Take each line containing "What" and report it exactly as written.

(Records excerpted from a collection)
::::::::
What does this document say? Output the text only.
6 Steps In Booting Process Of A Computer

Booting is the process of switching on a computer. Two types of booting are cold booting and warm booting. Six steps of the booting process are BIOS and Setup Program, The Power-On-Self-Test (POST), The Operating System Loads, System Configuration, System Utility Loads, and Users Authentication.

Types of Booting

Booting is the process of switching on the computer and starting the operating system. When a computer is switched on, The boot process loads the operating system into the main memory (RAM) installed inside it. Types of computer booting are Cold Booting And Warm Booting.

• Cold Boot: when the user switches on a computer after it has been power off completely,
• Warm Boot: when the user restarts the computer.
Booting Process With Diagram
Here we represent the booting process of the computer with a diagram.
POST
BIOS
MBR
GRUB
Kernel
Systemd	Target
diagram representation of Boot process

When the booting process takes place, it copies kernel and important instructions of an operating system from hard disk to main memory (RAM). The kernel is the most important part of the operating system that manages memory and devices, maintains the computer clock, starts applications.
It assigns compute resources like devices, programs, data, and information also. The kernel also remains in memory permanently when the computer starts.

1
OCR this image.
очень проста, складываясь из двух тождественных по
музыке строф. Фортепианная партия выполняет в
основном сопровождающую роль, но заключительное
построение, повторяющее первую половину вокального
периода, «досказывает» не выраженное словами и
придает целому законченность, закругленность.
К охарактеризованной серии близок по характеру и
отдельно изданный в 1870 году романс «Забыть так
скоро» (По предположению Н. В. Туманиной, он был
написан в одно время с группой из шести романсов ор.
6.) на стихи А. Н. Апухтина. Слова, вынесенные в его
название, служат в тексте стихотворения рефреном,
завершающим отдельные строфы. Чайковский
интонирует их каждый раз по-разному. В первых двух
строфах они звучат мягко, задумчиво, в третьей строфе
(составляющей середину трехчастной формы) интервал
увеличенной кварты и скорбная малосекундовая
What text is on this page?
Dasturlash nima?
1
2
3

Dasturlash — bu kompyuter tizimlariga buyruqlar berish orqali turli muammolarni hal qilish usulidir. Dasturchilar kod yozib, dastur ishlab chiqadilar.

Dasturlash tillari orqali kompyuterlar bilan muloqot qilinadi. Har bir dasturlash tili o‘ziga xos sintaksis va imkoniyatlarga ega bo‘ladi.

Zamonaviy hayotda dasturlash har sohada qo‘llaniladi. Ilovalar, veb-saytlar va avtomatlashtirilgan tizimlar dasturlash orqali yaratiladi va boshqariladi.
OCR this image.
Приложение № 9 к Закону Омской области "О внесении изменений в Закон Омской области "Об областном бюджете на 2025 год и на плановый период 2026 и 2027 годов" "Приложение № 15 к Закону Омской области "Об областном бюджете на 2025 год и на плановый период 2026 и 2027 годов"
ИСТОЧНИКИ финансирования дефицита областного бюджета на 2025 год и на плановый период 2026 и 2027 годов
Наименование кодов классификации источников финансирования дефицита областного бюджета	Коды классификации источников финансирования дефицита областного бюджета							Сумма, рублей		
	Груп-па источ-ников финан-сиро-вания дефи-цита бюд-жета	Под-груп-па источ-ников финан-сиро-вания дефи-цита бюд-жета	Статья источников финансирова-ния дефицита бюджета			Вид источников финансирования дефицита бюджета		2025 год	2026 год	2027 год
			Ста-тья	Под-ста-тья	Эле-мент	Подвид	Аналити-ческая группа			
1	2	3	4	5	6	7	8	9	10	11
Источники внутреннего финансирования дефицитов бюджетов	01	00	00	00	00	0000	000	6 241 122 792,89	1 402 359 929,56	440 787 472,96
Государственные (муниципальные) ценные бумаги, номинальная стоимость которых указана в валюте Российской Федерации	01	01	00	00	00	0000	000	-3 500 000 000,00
::::::::
Expected answer:
What does this document say? Output the text only.
What text is on this page?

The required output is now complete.